### Aim of the exercise
Which lines hold the word "sviluppo"? Show each of them.

### Data shown
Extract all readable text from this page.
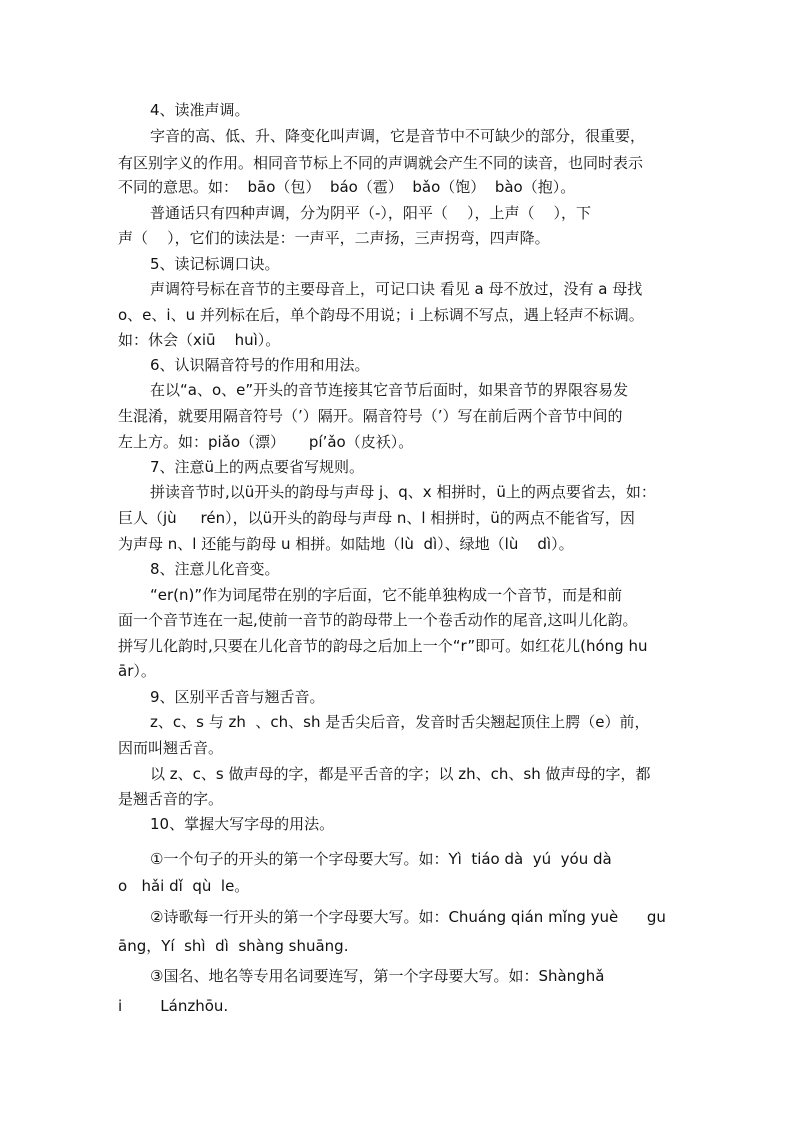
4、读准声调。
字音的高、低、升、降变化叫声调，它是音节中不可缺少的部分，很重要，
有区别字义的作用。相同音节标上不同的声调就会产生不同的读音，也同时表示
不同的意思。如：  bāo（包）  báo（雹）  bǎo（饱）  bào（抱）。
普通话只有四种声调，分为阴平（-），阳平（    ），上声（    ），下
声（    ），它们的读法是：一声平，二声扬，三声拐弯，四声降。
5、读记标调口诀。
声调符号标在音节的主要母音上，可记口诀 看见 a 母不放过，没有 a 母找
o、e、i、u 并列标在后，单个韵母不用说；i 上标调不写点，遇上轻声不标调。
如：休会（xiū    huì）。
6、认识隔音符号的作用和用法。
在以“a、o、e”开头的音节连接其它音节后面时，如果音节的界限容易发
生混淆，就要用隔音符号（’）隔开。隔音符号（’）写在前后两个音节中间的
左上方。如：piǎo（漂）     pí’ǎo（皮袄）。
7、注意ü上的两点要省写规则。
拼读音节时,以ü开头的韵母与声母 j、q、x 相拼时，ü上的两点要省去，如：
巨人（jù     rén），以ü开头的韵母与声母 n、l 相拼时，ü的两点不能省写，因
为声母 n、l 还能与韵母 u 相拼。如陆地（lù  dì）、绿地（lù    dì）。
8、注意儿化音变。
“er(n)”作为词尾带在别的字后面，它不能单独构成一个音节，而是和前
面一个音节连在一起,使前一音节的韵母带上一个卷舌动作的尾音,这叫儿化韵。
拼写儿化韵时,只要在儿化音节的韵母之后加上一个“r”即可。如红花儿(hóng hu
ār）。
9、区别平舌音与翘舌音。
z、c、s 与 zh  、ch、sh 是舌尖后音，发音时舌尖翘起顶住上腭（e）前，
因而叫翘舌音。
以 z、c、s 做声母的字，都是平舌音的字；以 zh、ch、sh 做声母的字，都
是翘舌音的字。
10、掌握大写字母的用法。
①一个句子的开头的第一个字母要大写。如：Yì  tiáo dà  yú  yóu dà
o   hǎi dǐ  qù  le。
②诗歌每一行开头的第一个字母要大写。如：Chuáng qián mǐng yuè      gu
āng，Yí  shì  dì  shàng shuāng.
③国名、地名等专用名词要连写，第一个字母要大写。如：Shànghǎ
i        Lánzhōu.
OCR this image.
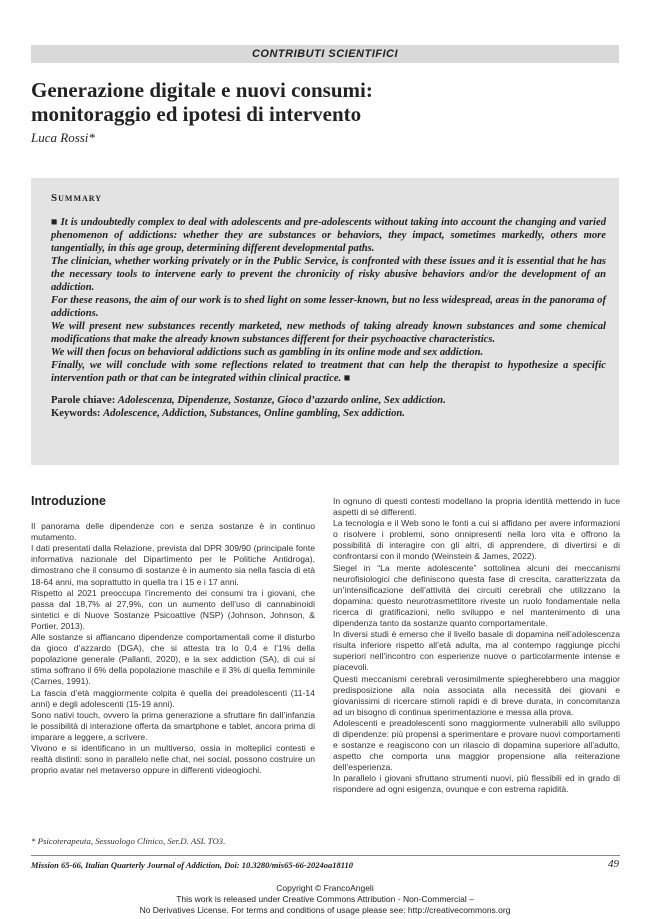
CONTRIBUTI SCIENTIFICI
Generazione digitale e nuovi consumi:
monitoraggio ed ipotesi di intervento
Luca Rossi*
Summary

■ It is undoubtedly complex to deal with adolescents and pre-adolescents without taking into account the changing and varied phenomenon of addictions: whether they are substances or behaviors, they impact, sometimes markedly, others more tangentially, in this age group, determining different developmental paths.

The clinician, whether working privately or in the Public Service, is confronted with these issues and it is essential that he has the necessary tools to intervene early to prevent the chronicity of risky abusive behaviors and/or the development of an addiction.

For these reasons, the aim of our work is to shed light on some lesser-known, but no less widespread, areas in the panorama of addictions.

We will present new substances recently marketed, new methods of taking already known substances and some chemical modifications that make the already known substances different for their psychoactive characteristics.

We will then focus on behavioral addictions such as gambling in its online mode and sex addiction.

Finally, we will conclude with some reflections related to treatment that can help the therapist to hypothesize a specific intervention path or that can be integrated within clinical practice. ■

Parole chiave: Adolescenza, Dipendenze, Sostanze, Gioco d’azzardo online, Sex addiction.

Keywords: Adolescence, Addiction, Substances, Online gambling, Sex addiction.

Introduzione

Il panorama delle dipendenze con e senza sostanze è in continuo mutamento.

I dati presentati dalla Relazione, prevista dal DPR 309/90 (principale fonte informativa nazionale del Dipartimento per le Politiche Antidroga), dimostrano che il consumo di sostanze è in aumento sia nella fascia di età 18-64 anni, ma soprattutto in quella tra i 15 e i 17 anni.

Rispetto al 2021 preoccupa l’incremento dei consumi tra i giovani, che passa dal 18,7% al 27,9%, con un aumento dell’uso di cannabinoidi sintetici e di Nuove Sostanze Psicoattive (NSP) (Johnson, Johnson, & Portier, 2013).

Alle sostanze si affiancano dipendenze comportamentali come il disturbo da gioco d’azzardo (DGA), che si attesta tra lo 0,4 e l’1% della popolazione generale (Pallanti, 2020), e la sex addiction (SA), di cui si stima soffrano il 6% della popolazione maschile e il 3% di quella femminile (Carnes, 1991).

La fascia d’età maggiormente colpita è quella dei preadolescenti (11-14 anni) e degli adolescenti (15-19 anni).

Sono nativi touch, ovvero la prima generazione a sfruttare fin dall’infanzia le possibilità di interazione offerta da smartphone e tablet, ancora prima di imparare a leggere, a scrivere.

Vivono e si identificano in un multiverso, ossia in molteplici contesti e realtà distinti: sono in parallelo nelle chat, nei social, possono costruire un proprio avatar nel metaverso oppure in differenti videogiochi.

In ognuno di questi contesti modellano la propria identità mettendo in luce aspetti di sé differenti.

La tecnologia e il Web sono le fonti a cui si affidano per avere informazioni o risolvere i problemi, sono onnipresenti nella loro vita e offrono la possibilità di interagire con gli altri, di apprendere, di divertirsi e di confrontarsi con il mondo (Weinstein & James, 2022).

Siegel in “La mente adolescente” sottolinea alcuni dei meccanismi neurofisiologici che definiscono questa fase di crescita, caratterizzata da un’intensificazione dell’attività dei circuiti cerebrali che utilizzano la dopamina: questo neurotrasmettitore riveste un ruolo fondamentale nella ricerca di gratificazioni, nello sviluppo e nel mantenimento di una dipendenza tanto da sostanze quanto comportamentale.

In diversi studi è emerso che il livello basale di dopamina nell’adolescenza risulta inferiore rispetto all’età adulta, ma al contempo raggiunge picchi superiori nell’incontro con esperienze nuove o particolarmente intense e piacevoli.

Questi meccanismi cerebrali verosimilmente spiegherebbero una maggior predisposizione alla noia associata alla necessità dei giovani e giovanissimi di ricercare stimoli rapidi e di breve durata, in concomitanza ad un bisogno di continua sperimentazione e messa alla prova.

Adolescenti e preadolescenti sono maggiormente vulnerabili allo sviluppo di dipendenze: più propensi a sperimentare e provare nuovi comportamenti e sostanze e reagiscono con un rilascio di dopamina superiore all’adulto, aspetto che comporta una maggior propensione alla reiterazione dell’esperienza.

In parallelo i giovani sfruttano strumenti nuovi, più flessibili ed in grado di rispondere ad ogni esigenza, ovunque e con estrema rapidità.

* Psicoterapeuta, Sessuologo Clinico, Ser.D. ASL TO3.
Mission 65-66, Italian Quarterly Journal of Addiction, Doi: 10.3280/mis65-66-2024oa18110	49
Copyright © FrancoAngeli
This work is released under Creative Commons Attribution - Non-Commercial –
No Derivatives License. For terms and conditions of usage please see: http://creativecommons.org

### Expected answer
Siegel in “La mente adolescente” sottolinea alcuni dei meccanismi neurofisiologici che definiscono questa fase di crescita, caratterizzata da un’intensificazione dell’attività dei circuiti cerebrali che utilizzano la dopamina: questo neurotrasmettitore riveste un ruolo fondamentale nella ricerca di gratificazioni, nello sviluppo e nel mantenimento di una dipendenza tanto da sostanze quanto comportamentale.
Adolescenti e preadolescenti sono maggiormente vulnerabili allo sviluppo di dipendenze: più propensi a sperimentare e provare nuovi comportamenti e sostanze e reagiscono con un rilascio di dopamina superiore all’adulto, aspetto che comporta una maggior propensione alla reiterazione dell’esperienza.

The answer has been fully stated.